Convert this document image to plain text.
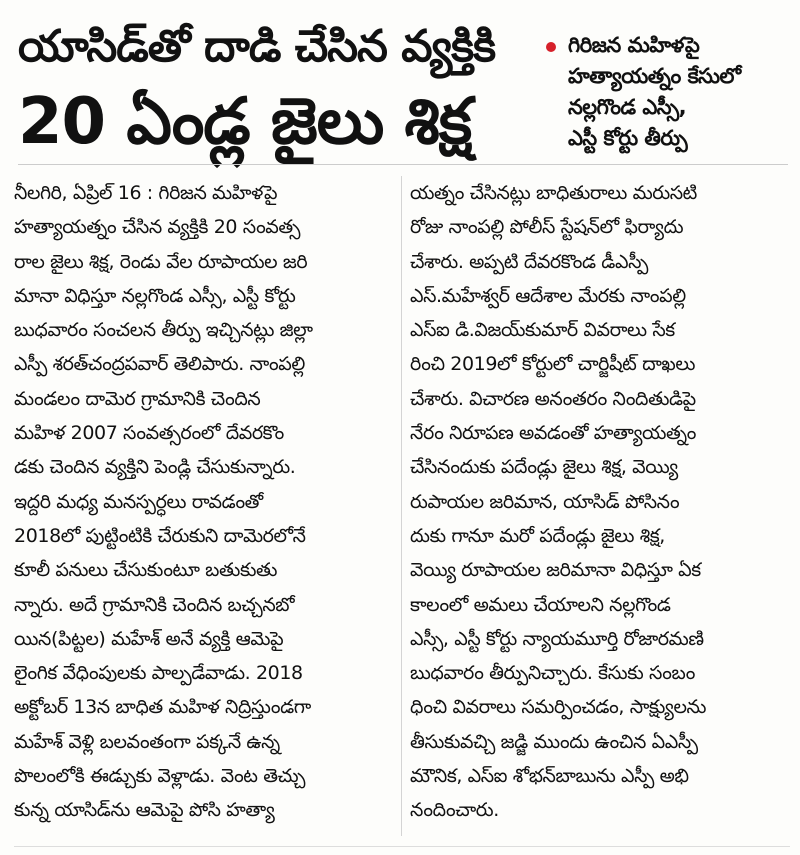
యాసిడ్‌తో దాడి చేసిన వ్యక్తికి
20 ఏండ్ల జైలు శిక్ష
గిరిజన మహిళపై
హత్యాయత్నం కేసులో
నల్లగొండ ఎస్సీ,
ఎస్టీ కోర్టు తీర్పు
నీలగిరి, ఏప్రిల్ 16 : గిరిజన మహిళపై
హత్యాయత్నం చేసిన వ్యక్తికి 20 సంవత్స
రాల జైలు శిక్ష, రెండు వేల రూపాయల జరి
మానా విధిస్తూ నల్లగొండ ఎస్సీ, ఎస్టీ కోర్టు
బుధవారం సంచలన తీర్పు ఇచ్చినట్లు జిల్లా
ఎస్పీ శరత్‌చంద్రపవార్ తెలిపారు. నాంపల్లి
మండలం దామెర గ్రామానికి చెందిన
మహిళ 2007 సంవత్సరంలో దేవరకొం
డకు చెందిన వ్యక్తిని పెండ్లి చేసుకున్నారు.
ఇద్దరి మధ్య మనస్పర్ధలు రావడంతో
2018లో పుట్టింటికి చేరుకుని దామెరలోనే
కూలీ పనులు చేసుకుంటూ బతుకుతు
న్నారు. అదే గ్రామానికి చెందిన బచ్చనబో
యిన(పిట్టల) మహేశ్ అనే వ్యక్తి ఆమెపై
లైంగిక వేధింపులకు పాల్పడేవాడు. 2018
అక్టోబర్ 13న బాధిత మహిళ నిద్రిస్తుండగా
మహేశ్ వెళ్లి బలవంతంగా పక్కనే ఉన్న
పొలంలోకి ఈడ్చుకు వెళ్లాడు. వెంట తెచ్చు
కున్న యాసిడ్‌ను ఆమెపై పోసి హత్యా
యత్నం చేసినట్లు బాధితురాలు మరుసటి
రోజు నాంపల్లి పోలీస్ స్టేషన్‌లో ఫిర్యాదు
చేశారు. అప్పటి దేవరకొండ డీఎస్పీ
ఎస్.మహేశ్వర్ ఆదేశాల మేరకు నాంపల్లి
ఎస్ఐ డి.విజయ్‌కుమార్ వివరాలు సేక
రించి 2019లో కోర్టులో చార్జిషీట్ దాఖలు
చేశారు. విచారణ అనంతరం నిందితుడిపై
నేరం నిరూపణ అవడంతో హత్యాయత్నం
చేసినందుకు పదేండ్లు జైలు శిక్ష, వెయ్యి
రుపాయల జరిమాన, యాసిడ్ పోసినం
దుకు గానూ మరో పదేండ్లు జైలు శిక్ష,
వెయ్యి రూపాయల జరిమానా విధిస్తూ ఏక
కాలంలో అమలు చేయాలని నల్లగొండ
ఎస్సీ, ఎస్టీ కోర్టు న్యాయమూర్తి రోజారమణి
బుధవారం తీర్పునిచ్చారు. కేసుకు సంబం
ధించి వివరాలు సమర్పించడం, సాక్ష్యులను
తీసుకువచ్చి జడ్జి ముందు ఉంచిన ఏఎస్పీ
మౌనిక, ఎస్ఐ శోభన్‌బాబును ఎస్పీ అభి
నందించారు.
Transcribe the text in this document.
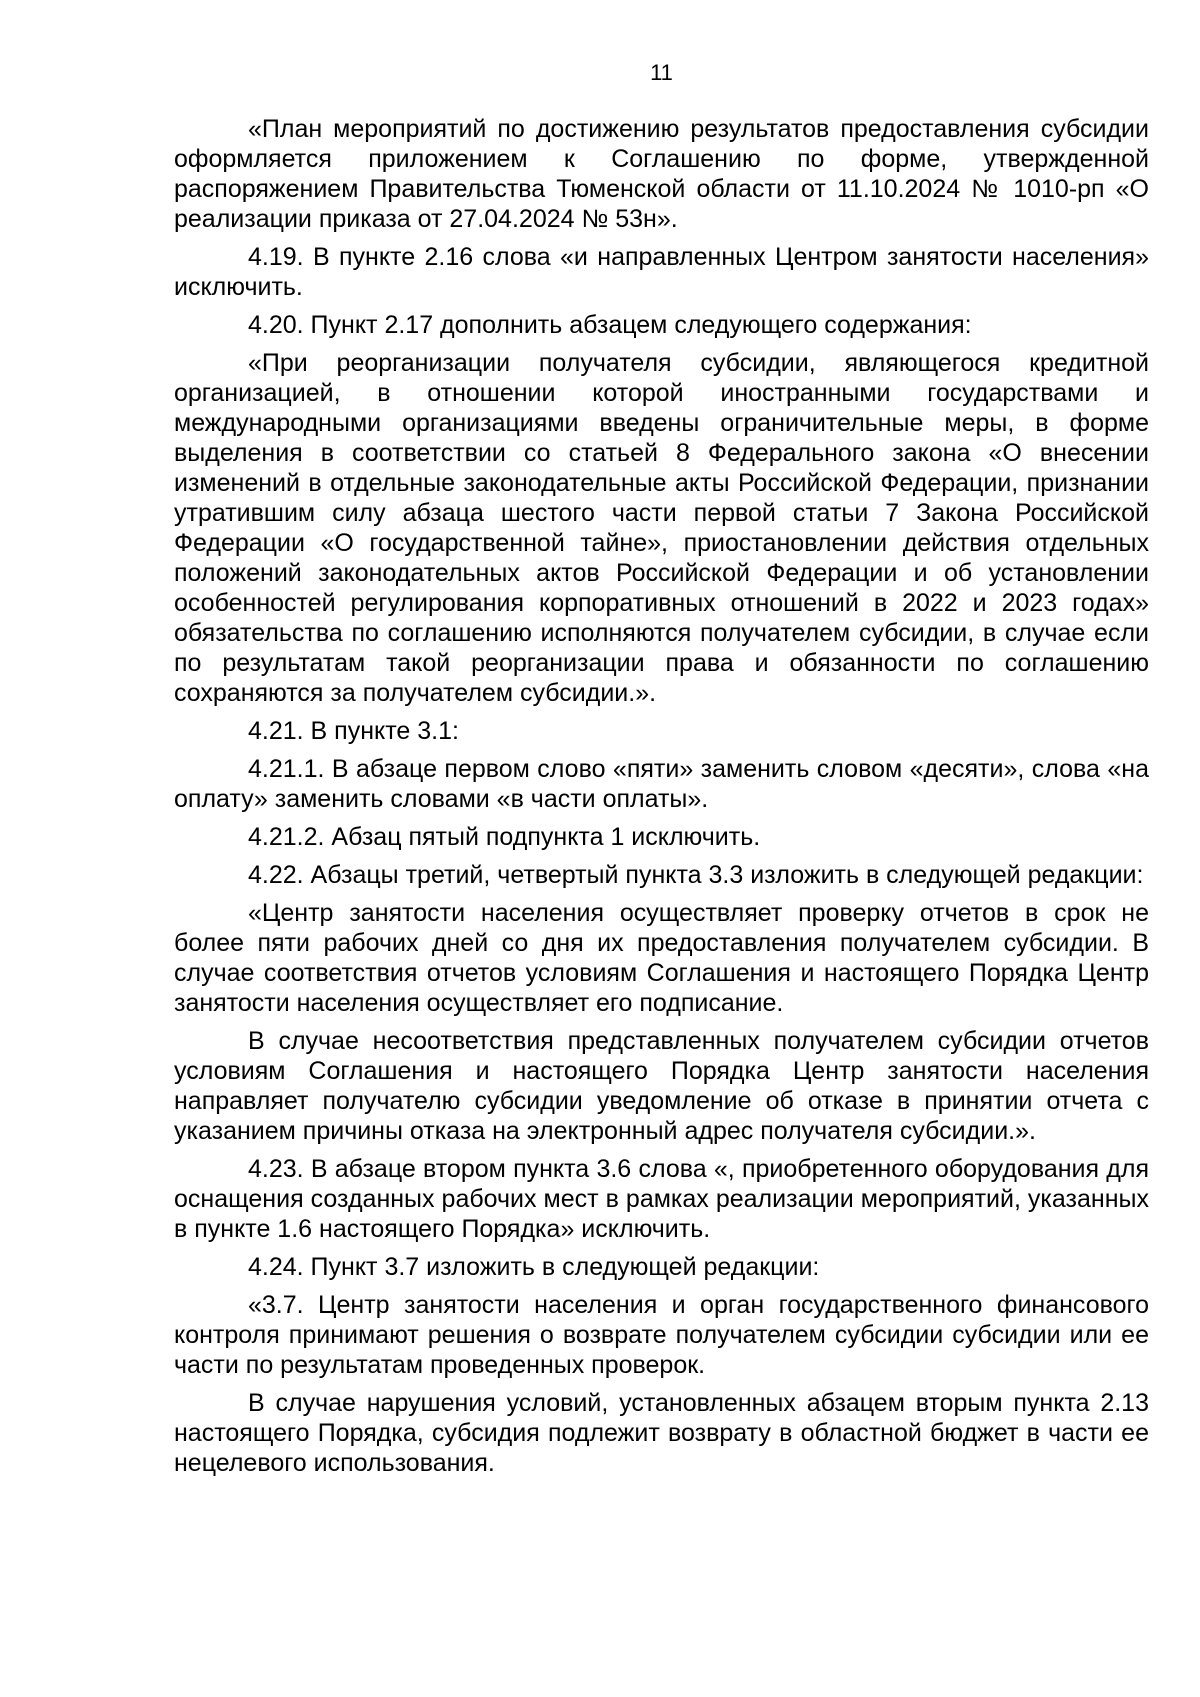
11

«План мероприятий по достижению результатов предоставления субсидии оформляется приложением к Соглашению по форме, утвержденной распоряжением Правительства Тюменской области от 11.10.2024 № 1010-рп «О реализации приказа от 27.04.2024 № 53н».

4.19. В пункте 2.16 слова «и направленных Центром занятости населения» исключить.

4.20. Пункт 2.17 дополнить абзацем следующего содержания:

«При реорганизации получателя субсидии, являющегося кредитной организацией, в отношении которой иностранными государствами и международными организациями введены ограничительные меры, в форме выделения в соответствии со статьей 8 Федерального закона «О внесении изменений в отдельные законодательные акты Российской Федерации, признании утратившим силу абзаца шестого части первой статьи 7 Закона Российской Федерации «О государственной тайне», приостановлении действия отдельных положений законодательных актов Российской Федерации и об установлении особенностей регулирования корпоративных отношений в 2022 и 2023 годах» обязательства по соглашению исполняются получателем субсидии, в случае если по результатам такой реорганизации права и обязанности по соглашению сохраняются за получателем субсидии.».

4.21. В пункте 3.1:

4.21.1. В абзаце первом слово «пяти» заменить словом «десяти», слова «на оплату» заменить словами «в части оплаты».

4.21.2. Абзац пятый подпункта 1 исключить.

4.22. Абзацы третий, четвертый пункта 3.3 изложить в следующей редакции:

«Центр занятости населения осуществляет проверку отчетов в срок не более пяти рабочих дней со дня их предоставления получателем субсидии. В случае соответствия отчетов условиям Соглашения и настоящего Порядка Центр занятости населения осуществляет его подписание.

В случае несоответствия представленных получателем субсидии отчетов условиям Соглашения и настоящего Порядка Центр занятости населения направляет получателю субсидии уведомление об отказе в принятии отчета с указанием причины отказа на электронный адрес получателя субсидии.».

4.23. В абзаце втором пункта 3.6 слова «, приобретенного оборудования для оснащения созданных рабочих мест в рамках реализации мероприятий, указанных в пункте 1.6 настоящего Порядка» исключить.

4.24. Пункт 3.7 изложить в следующей редакции:

«3.7. Центр занятости населения и орган государственного финансового контроля принимают решения о возврате получателем субсидии субсидии или ее части по результатам проведенных проверок.

В случае нарушения условий, установленных абзацем вторым пункта 2.13 настоящего Порядка, субсидия подлежит возврату в областной бюджет в части ее нецелевого использования.
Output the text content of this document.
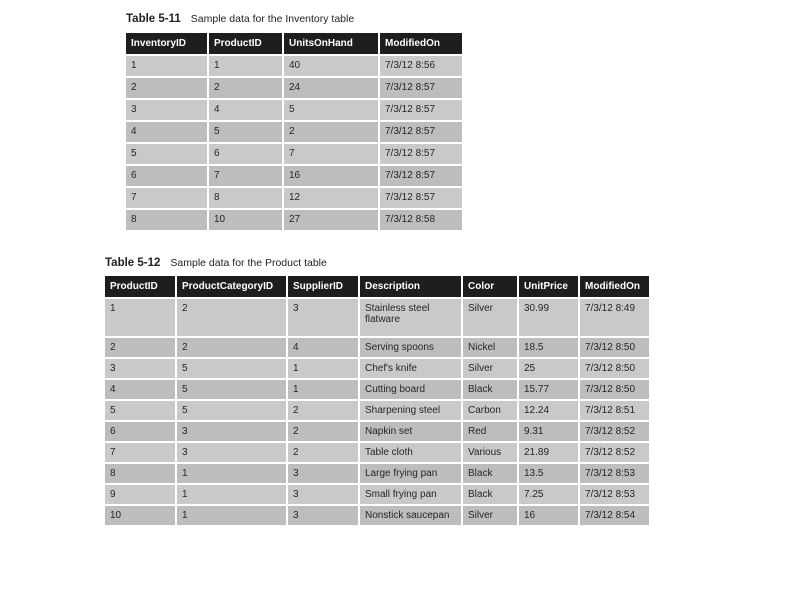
Table 5-11 Sample data for the Inventory table
InventoryID	ProductID	UnitsOnHand	ModifiedOn
1	1	40	7/3/12 8:56
2	2	24	7/3/12 8:57
3	4	5	7/3/12 8:57
4	5	2	7/3/12 8:57
5	6	7	7/3/12 8:57
6	7	16	7/3/12 8:57
7	8	12	7/3/12 8:57
8	10	27	7/3/12 8:58
Table 5-12 Sample data for the Product table
ProductID	ProductCategoryID	SupplierID	Description	Color	UnitPrice	ModifiedOn
1	2	3	Stainless steel flatware	Silver	30.99	7/3/12 8:49
2	2	4	Serving spoons	Nickel	18.5	7/3/12 8:50
3	5	1	Chef's knife	Silver	25	7/3/12 8:50
4	5	1	Cutting board	Black	15.77	7/3/12 8:50
5	5	2	Sharpening steel	Carbon	12.24	7/3/12 8:51
6	3	2	Napkin set	Red	9.31	7/3/12 8:52
7	3	2	Table cloth	Various	21.89	7/3/12 8:52
8	1	3	Large frying pan	Black	13.5	7/3/12 8:53
9	1	3	Small frying pan	Black	7.25	7/3/12 8:53
10	1	3	Nonstick saucepan	Silver	16	7/3/12 8:54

□ □ □ □

-- WHAT IS NEEDED --
In the records above, how many lines include the string "text"? Answer with only the number.

-- SOLUTION TO THE PROBLEM --
3